• _TO DO_: Quote the records below in full, exactly as given, with the images taken out.

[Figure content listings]

* * * *

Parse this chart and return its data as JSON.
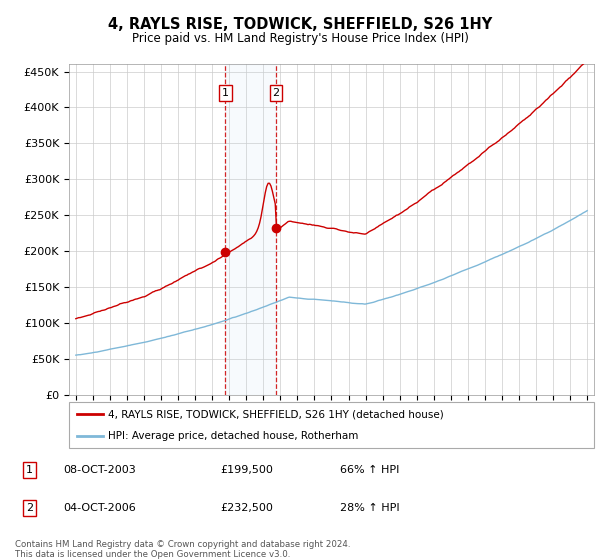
{
  "title": "4, RAYLS RISE, TODWICK, SHEFFIELD, S26 1HY",
  "subtitle": "Price paid vs. HM Land Registry's House Price Index (HPI)",
  "yticks": [
    0,
    50000,
    100000,
    150000,
    200000,
    250000,
    300000,
    350000,
    400000,
    450000
  ],
  "ytick_labels": [
    "£0",
    "£50K",
    "£100K",
    "£150K",
    "£200K",
    "£250K",
    "£300K",
    "£350K",
    "£400K",
    "£450K"
  ],
  "sale1_date": 2003.78,
  "sale1_price": 199500,
  "sale2_date": 2006.75,
  "sale2_price": 232500,
  "hpi_color": "#7fb8d8",
  "price_color": "#cc0000",
  "background_color": "#ffffff",
  "grid_color": "#cccccc",
  "legend_label_price": "4, RAYLS RISE, TODWICK, SHEFFIELD, S26 1HY (detached house)",
  "legend_label_hpi": "HPI: Average price, detached house, Rotherham",
  "footer1": "Contains HM Land Registry data © Crown copyright and database right 2024.",
  "footer2": "This data is licensed under the Open Government Licence v3.0.",
  "table_rows": [
    [
      "1",
      "08-OCT-2003",
      "£199,500",
      "66% ↑ HPI"
    ],
    [
      "2",
      "04-OCT-2006",
      "£232,500",
      "28% ↑ HPI"
    ]
  ]
}
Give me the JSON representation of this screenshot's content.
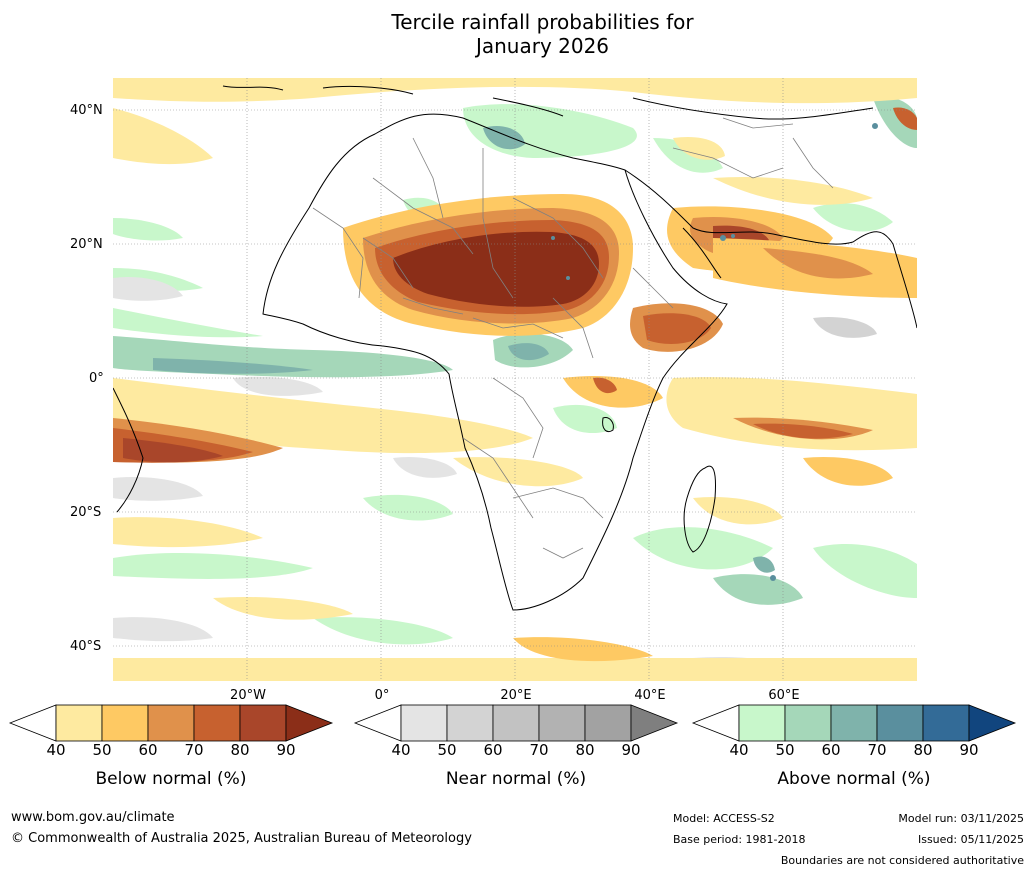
{
  "title": {
    "line1": "Tercile rainfall probabilities for",
    "line2": "January 2026"
  },
  "map": {
    "lat_labels": [
      "40°N",
      "20°N",
      "0°",
      "20°S",
      "40°S"
    ],
    "lon_labels": [
      "20°W",
      "0°",
      "20°E",
      "40°E",
      "60°E"
    ],
    "colors": {
      "ocean_bg": "#ffffff",
      "coast": "#000000",
      "border": "#808080"
    }
  },
  "legends": {
    "below": {
      "caption": "Below normal (%)",
      "ticks": [
        "40",
        "50",
        "60",
        "70",
        "80",
        "90"
      ],
      "colors": [
        "#ffffff",
        "#feeaa0",
        "#fec963",
        "#e0914b",
        "#c7612f",
        "#a9462a",
        "#8b2e18"
      ]
    },
    "near": {
      "caption": "Near normal (%)",
      "ticks": [
        "40",
        "50",
        "60",
        "70",
        "80",
        "90"
      ],
      "colors": [
        "#ffffff",
        "#e4e4e4",
        "#d3d3d3",
        "#c2c2c2",
        "#b2b2b2",
        "#a2a2a2",
        "#7f7f7f"
      ]
    },
    "above": {
      "caption": "Above normal (%)",
      "ticks": [
        "40",
        "50",
        "60",
        "70",
        "80",
        "90"
      ],
      "colors": [
        "#ffffff",
        "#c8f7cb",
        "#a5d7b9",
        "#7fb3ab",
        "#5a8f9e",
        "#336b97",
        "#11457e"
      ]
    }
  },
  "footer": {
    "website": "www.bom.gov.au/climate",
    "copyright": "© Commonwealth of Australia 2025, Australian Bureau of Meteorology",
    "model": "Model: ACCESS-S2",
    "base_period": "Base period: 1981-2018",
    "model_run": "Model run: 03/11/2025",
    "issued": "Issued: 05/11/2025",
    "disclaimer": "Boundaries are not considered authoritative"
  }
}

* * * *

• _ANSWER TO THE TASK_:
Parse this chart and return its data as JSON.
{
  "title": "4, RAYLS RISE, TODWICK, SHEFFIELD, S26 1HY",
  "subtitle": "Price paid vs. HM Land Registry's House Price Index (HPI)",
  "yticks": [
    0,
    50000,
    100000,
    150000,
    200000,
    250000,
    300000,
    350000,
    400000,
    450000
  ],
  "ytick_labels": [
    "£0",
    "£50K",
    "£100K",
    "£150K",
    "£200K",
    "£250K",
    "£300K",
    "£350K",
    "£400K",
    "£450K"
  ],
  "sale1_date": 2003.78,
  "sale1_price": 199500,
  "sale2_date": 2006.75,
  "sale2_price": 232500,
  "hpi_color": "#7fb8d8",
  "price_color": "#cc0000",
  "background_color": "#ffffff",
  "grid_color": "#cccccc",
  "legend_label_price": "4, RAYLS RISE, TODWICK, SHEFFIELD, S26 1HY (detached house)",
  "legend_label_hpi": "HPI: Average price, detached house, Rotherham",
  "footer1": "Contains HM Land Registry data © Crown copyright and database right 2024.",
  "footer2": "This data is licensed under the Open Government Licence v3.0.",
  "table_rows": [
    [
      "1",
      "08-OCT-2003",
      "£199,500",
      "66% ↑ HPI"
    ],
    [
      "2",
      "04-OCT-2006",
      "£232,500",
      "28% ↑ HPI"
    ]
  ]
}
Give me the JSON representation of this screenshot's content.
{
  "title": {
    "line1": "Tercile rainfall probabilities for",
    "line2": "January 2026"
  },
  "map": {
    "lat_labels": [
      "40°N",
      "20°N",
      "0°",
      "20°S",
      "40°S"
    ],
    "lon_labels": [
      "20°W",
      "0°",
      "20°E",
      "40°E",
      "60°E"
    ],
    "colors": {
      "ocean_bg": "#ffffff",
      "coast": "#000000",
      "border": "#808080"
    }
  },
  "legends": {
    "below": {
      "caption": "Below normal (%)",
      "ticks": [
        "40",
        "50",
        "60",
        "70",
        "80",
        "90"
      ],
      "colors": [
        "#ffffff",
        "#feeaa0",
        "#fec963",
        "#e0914b",
        "#c7612f",
        "#a9462a",
        "#8b2e18"
      ]
    },
    "near": {
      "caption": "Near normal (%)",
      "ticks": [
        "40",
        "50",
        "60",
        "70",
        "80",
        "90"
      ],
      "colors": [
        "#ffffff",
        "#e4e4e4",
        "#d3d3d3",
        "#c2c2c2",
        "#b2b2b2",
        "#a2a2a2",
        "#7f7f7f"
      ]
    },
    "above": {
      "caption": "Above normal (%)",
      "ticks": [
        "40",
        "50",
        "60",
        "70",
        "80",
        "90"
      ],
      "colors": [
        "#ffffff",
        "#c8f7cb",
        "#a5d7b9",
        "#7fb3ab",
        "#5a8f9e",
        "#336b97",
        "#11457e"
      ]
    }
  },
  "footer": {
    "website": "www.bom.gov.au/climate",
    "copyright": "© Commonwealth of Australia 2025, Australian Bureau of Meteorology",
    "model": "Model: ACCESS-S2",
    "base_period": "Base period: 1981-2018",
    "model_run": "Model run: 03/11/2025",
    "issued": "Issued: 05/11/2025",
    "disclaimer": "Boundaries are not considered authoritative"
  }
}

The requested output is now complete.